## [AIM OF THE TASK]
Starting at the beginning of the listing and ending at the line that contains "new-tab-button[interactable]: + xyxy=(370,408,377,422)", copy those lines out again with "bbox" renamed to "bounding box" and nothing else altered.

## [Boxed element listing]
┌──

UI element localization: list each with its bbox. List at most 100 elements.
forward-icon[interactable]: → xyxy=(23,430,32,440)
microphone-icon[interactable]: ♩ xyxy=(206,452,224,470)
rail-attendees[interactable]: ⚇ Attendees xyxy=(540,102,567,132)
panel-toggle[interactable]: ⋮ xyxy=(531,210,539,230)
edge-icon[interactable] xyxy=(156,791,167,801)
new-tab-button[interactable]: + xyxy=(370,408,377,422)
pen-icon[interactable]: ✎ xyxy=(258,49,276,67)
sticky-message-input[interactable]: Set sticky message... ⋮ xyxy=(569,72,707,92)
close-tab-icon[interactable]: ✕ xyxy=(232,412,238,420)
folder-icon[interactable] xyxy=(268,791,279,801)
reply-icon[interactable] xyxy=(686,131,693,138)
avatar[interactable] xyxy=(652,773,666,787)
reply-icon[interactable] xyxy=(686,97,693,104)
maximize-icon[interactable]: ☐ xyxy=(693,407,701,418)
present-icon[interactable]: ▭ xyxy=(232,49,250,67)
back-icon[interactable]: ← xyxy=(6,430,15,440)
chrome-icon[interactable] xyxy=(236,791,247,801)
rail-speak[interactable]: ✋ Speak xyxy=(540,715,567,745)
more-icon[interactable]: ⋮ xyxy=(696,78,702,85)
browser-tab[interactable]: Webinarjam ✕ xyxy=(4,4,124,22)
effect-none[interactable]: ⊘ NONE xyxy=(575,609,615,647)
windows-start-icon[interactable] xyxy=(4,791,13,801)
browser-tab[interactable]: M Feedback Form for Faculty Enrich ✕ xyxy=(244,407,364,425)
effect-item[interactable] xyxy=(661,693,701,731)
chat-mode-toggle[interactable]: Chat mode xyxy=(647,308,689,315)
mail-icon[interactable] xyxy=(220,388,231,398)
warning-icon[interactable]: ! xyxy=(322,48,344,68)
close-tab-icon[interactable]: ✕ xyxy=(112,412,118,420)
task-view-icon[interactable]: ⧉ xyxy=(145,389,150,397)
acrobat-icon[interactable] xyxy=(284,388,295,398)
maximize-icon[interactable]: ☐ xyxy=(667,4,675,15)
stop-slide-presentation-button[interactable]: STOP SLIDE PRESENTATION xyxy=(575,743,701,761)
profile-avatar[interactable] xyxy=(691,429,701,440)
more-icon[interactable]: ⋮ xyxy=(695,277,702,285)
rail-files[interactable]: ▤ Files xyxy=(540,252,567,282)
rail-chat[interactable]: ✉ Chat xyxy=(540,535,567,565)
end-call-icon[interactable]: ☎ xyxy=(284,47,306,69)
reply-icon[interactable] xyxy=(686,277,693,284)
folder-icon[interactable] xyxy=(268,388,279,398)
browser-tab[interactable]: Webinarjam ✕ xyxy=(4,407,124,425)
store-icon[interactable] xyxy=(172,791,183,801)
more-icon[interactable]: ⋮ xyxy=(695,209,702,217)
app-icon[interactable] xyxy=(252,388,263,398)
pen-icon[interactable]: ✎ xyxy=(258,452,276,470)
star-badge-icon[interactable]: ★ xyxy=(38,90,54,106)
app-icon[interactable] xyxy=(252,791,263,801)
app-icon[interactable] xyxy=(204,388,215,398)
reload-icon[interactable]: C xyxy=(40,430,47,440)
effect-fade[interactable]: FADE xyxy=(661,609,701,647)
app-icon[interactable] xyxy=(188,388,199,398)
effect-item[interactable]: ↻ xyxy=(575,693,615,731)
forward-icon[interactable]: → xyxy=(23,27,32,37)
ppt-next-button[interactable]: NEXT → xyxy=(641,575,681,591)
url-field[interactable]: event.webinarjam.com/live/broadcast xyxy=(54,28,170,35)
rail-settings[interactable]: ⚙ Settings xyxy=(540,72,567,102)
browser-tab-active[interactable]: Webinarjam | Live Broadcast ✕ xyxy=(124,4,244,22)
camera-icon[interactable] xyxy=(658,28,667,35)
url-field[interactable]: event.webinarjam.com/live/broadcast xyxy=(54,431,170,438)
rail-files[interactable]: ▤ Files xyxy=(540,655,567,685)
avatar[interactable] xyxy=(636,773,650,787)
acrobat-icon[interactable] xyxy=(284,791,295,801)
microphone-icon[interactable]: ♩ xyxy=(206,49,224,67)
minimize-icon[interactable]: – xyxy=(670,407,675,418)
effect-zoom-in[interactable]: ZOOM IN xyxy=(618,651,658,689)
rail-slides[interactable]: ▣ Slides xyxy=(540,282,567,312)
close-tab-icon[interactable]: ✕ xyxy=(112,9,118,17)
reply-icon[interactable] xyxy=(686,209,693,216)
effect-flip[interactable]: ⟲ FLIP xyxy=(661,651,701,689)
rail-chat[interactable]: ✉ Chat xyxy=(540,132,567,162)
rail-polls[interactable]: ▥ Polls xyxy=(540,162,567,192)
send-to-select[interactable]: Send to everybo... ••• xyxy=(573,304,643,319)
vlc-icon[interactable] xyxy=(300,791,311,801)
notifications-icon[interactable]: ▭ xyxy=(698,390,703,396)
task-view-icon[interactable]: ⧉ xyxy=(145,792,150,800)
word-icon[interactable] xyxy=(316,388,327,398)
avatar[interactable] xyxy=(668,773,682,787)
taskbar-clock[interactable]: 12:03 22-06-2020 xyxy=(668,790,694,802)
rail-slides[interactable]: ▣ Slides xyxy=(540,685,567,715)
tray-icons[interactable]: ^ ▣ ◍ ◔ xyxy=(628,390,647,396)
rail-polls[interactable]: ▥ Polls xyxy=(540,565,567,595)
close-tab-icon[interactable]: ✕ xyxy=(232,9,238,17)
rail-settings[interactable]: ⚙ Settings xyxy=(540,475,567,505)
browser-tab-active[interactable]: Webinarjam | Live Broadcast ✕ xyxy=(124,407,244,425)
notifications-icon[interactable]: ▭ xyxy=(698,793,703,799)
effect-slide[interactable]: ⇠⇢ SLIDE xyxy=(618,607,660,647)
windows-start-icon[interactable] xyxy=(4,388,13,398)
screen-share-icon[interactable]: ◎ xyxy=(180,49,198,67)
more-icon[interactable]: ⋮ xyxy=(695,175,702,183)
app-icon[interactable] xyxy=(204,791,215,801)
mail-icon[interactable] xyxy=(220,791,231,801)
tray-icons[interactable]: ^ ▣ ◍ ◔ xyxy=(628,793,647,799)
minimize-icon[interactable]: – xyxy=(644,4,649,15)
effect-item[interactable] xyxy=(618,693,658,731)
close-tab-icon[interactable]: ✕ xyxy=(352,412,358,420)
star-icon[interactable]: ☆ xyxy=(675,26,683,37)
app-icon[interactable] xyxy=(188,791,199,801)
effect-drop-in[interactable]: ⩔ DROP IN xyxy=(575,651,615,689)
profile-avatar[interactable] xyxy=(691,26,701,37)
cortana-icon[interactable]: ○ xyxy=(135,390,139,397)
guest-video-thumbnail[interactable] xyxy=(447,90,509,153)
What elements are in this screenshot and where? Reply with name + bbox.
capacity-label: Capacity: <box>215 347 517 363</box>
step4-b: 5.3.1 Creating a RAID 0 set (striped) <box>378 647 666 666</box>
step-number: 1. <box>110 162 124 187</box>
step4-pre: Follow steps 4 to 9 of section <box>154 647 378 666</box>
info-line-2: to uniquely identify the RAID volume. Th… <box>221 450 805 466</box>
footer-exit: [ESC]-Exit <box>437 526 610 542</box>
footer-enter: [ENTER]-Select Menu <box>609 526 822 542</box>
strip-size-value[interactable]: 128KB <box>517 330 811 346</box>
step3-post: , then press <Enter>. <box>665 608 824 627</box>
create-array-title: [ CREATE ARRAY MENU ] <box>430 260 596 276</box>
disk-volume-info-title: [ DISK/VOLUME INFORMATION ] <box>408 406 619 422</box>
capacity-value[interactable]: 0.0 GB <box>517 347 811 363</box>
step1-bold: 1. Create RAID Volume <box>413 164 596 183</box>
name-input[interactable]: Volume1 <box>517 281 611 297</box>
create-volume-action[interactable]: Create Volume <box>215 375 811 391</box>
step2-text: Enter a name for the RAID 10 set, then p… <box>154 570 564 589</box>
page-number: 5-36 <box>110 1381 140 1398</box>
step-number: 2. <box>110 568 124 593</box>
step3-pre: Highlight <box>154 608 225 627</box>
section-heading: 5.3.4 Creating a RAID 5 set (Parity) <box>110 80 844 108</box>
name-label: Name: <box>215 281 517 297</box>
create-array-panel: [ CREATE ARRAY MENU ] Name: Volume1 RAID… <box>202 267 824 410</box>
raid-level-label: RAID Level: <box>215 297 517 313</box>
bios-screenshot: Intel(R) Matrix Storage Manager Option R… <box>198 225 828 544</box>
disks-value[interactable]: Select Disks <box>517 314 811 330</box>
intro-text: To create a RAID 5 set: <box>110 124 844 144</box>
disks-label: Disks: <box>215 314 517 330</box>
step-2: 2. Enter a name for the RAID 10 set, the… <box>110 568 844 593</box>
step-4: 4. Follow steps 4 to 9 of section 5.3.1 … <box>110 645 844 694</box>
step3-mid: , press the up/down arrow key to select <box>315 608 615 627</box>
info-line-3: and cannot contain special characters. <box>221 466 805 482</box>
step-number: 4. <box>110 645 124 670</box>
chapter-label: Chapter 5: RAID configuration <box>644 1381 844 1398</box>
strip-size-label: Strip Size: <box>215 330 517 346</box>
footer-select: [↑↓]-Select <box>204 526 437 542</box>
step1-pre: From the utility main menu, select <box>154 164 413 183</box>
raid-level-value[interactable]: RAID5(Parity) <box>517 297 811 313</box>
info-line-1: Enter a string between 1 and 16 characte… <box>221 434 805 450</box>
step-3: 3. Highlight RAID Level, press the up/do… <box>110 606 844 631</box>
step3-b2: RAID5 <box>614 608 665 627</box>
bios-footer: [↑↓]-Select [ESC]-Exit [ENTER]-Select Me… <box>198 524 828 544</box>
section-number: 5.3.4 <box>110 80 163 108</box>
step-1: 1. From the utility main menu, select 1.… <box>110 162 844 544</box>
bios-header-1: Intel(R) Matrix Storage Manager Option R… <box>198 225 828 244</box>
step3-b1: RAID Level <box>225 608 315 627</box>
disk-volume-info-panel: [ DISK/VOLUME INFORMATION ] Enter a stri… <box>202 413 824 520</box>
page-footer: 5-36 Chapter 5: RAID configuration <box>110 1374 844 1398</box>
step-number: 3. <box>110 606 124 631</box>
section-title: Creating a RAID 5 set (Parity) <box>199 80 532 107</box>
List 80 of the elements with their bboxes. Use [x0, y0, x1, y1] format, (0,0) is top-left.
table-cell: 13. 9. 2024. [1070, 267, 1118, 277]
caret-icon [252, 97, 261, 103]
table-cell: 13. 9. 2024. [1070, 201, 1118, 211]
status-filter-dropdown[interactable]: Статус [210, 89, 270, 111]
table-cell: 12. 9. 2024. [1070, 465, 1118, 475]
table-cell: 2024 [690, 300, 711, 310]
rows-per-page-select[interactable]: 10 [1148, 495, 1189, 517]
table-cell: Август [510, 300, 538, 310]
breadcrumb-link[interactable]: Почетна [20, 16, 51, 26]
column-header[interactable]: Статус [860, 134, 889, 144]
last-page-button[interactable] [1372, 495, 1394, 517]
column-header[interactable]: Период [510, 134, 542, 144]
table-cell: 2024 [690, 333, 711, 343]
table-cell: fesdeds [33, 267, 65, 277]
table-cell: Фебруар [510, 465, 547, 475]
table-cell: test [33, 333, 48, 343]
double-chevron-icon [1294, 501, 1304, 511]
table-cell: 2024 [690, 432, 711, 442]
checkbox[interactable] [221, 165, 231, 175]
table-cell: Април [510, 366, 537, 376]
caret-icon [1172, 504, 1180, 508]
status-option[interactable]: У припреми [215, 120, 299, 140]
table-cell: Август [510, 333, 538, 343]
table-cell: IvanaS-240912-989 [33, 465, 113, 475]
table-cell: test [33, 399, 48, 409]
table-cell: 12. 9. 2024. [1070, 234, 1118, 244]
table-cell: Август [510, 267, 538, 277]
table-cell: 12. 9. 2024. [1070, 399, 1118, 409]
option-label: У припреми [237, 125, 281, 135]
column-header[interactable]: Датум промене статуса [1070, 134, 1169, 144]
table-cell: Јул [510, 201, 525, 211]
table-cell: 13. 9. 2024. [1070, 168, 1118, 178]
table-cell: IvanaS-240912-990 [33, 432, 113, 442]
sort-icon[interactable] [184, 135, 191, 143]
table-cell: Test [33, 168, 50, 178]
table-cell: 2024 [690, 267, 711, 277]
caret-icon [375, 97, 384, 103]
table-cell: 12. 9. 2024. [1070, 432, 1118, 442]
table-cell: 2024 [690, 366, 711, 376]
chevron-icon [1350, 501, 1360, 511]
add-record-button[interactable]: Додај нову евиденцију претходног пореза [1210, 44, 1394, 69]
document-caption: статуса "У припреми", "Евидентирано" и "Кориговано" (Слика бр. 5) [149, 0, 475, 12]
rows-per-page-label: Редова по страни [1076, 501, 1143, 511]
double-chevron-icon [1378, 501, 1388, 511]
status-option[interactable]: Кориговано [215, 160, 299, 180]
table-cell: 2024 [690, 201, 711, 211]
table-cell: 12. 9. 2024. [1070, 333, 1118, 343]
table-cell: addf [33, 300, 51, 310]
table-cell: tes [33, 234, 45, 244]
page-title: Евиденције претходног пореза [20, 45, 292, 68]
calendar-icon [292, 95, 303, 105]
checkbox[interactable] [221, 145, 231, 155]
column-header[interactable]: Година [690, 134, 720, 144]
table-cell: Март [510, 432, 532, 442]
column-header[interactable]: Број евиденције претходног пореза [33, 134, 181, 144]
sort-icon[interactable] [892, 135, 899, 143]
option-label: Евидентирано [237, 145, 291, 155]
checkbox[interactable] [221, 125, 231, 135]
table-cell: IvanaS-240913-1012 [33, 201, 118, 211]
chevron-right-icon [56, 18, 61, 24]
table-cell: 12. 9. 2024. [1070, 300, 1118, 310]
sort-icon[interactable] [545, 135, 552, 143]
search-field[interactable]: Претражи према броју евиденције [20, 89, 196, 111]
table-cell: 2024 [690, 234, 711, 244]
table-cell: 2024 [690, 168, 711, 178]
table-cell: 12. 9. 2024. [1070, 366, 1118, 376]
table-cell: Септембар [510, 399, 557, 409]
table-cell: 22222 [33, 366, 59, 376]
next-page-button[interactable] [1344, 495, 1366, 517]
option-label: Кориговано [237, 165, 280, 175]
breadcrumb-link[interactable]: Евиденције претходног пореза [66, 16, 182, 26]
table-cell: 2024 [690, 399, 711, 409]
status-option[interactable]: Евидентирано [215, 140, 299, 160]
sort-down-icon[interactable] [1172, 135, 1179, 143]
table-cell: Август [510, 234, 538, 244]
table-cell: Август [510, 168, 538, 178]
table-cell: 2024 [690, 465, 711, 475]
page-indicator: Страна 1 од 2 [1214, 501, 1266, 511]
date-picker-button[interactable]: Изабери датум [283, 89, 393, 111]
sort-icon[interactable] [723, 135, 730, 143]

└──

## [COMPLETE RESPONSE]
UI element localization: list each with its bounding box. List at most 100 elements.
forward-icon[interactable]: → xyxy=(23,430,32,440)
microphone-icon[interactable]: ♩ xyxy=(206,452,224,470)
rail-attendees[interactable]: ⚇ Attendees xyxy=(540,102,567,132)
panel-toggle[interactable]: ⋮ xyxy=(531,210,539,230)
edge-icon[interactable] xyxy=(156,791,167,801)
new-tab-button[interactable]: + xyxy=(370,408,377,422)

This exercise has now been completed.